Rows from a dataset
□ □ □ □ □ □ □
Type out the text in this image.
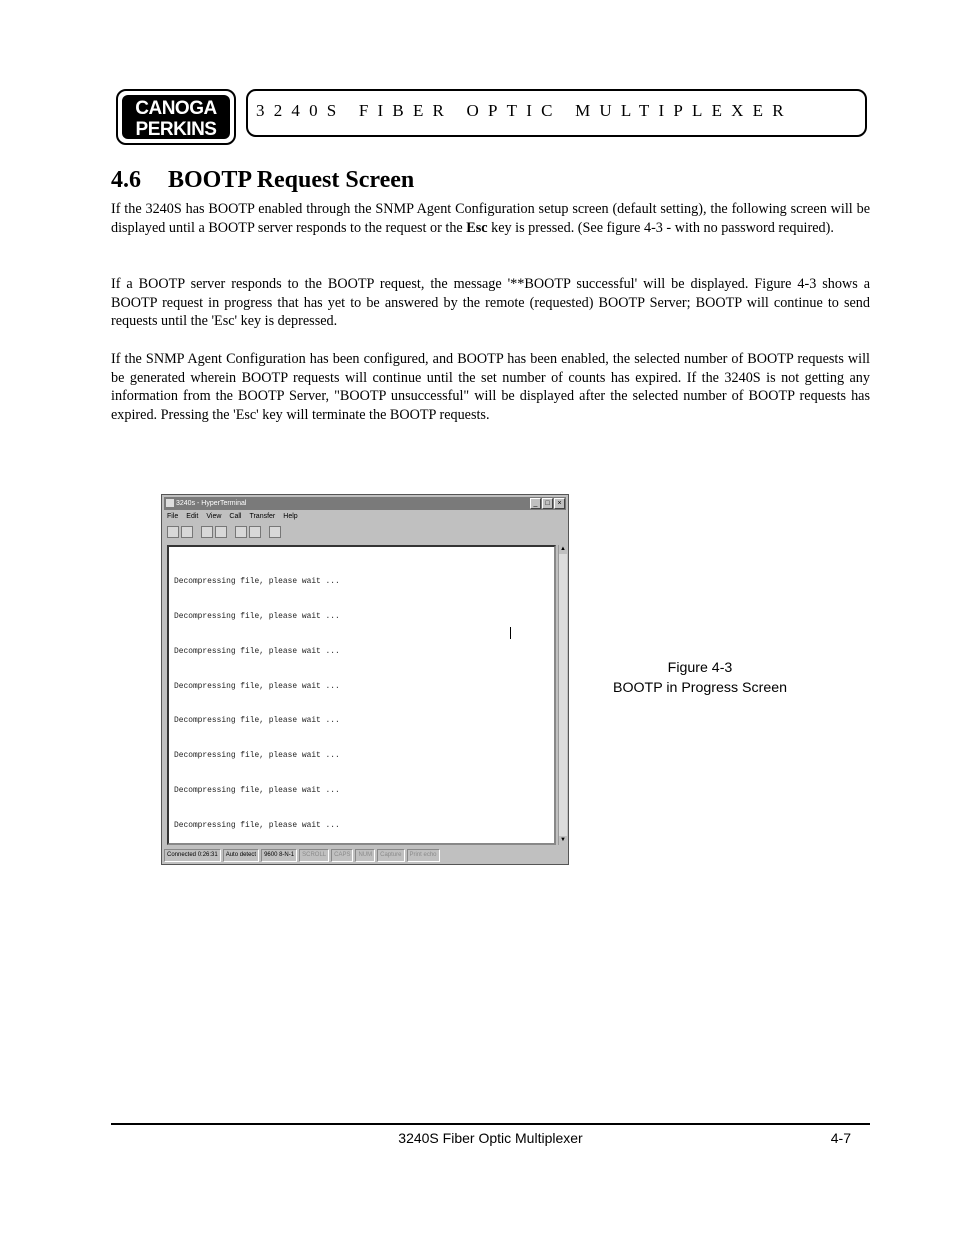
CANOGA
PERKINS
3240S FIBER OPTIC MULTIPLEXER
4.6 BOOTP Request Screen

If the 3240S has BOOTP enabled through the SNMP Agent Configuration setup screen (default setting), the following screen will be displayed until a BOOTP server responds to the request or the Esc key is pressed. (See figure 4-3 - with no password required).

If a BOOTP server responds to the BOOTP request, the message '**BOOTP successful' will be displayed. Figure 4-3 shows a BOOTP request in progress that has yet to be answered by the remote (requested) BOOTP Server; BOOTP will continue to send requests until the 'Esc' key is depressed.

If the SNMP Agent Configuration has been configured, and BOOTP has been enabled, the selected number of BOOTP requests will be generated wherein BOOTP requests will continue until the set number of counts has expired. If the 3240S is not getting any information from the BOOTP Server, "BOOTP unsuccessful" will be displayed after the selected number of BOOTP requests has expired. Pressing the 'Esc' key will terminate the BOOTP requests.

3240s - HyperTerminal	_	□	×
File Edit View Call Transfer Help

Decompressing file, please wait ...

Decompressing file, please wait ...

Decompressing file, please wait ...

Decompressing file, please wait ...

Decompressing file, please wait ...

Decompressing file, please wait ...

Decompressing file, please wait ...

Decompressing file, please wait ...

▲
▼
Connected 0:26:31	Auto detect	9600 8-N-1	SCROLL	CAPS	NUM	Capture	Print echo
Figure 4-3
BOOTP in Progress Screen
3240S Fiber Optic Multiplexer	4-7
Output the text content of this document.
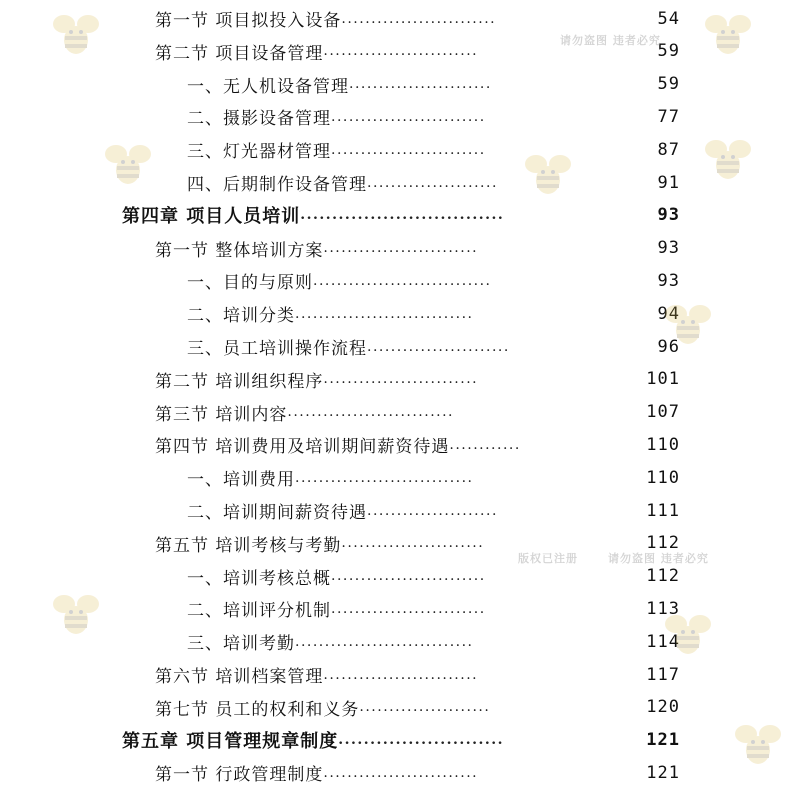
第一节 项目拟投入设备 ..........................	54
第二节 项目设备管理 ..........................	59
一、无人机设备管理 ........................	59
二、摄影设备管理 ..........................	77
三、灯光器材管理 ..........................	87
四、后期制作设备管理 ......................	91
第四章 项目人员培训 ................................	93
第一节 整体培训方案 ..........................	93
一、目的与原则 ..............................	93
二、培训分类 ..............................	94
三、员工培训操作流程 ........................	96
第二节 培训组织程序 ..........................	101
第三节 培训内容 ............................	107
第四节 培训费用及培训期间薪资待遇 ............	110
一、培训费用 ..............................	110
二、培训期间薪资待遇 ......................	111
第五节 培训考核与考勤 ........................	112
一、培训考核总概 ..........................	112
二、培训评分机制 ..........................	113
三、培训考勤 ..............................	114
第六节 培训档案管理 ..........................	117
第七节 员工的权利和义务 ......................	120
第五章 项目管理规章制度 ..........................	121
第一节 行政管理制度 ..........................	121
版权已注册	请勿盗图 违者必究
请勿盗图 违者必究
□ □ □ □ □ □ □
Task to complete
Output exactly the lines from the one containing "Output the text content of this document." through the last line of the records above, both included, and leave out the pictures.

The completed task
Output the text content of this document.
第一节 项目拟投入设备 ..........................	54
第二节 项目设备管理 ..........................	59
一、无人机设备管理 ........................	59
二、摄影设备管理 ..........................	77
三、灯光器材管理 ..........................	87
四、后期制作设备管理 ......................	91
第四章 项目人员培训 ................................	93
第一节 整体培训方案 ..........................	93
一、目的与原则 ..............................	93
二、培训分类 ..............................	94
三、员工培训操作流程 ........................	96
第二节 培训组织程序 ..........................	101
第三节 培训内容 ............................	107
第四节 培训费用及培训期间薪资待遇 ............	110
一、培训费用 ..............................	110
二、培训期间薪资待遇 ......................	111
第五节 培训考核与考勤 ........................	112
一、培训考核总概 ..........................	112
二、培训评分机制 ..........................	113
三、培训考勤 ..............................	114
第六节 培训档案管理 ..........................	117
第七节 员工的权利和义务 ......................	120
第五章 项目管理规章制度 ..........................	121
第一节 行政管理制度 ..........................	121
版权已注册	请勿盗图 违者必究
请勿盗图 违者必究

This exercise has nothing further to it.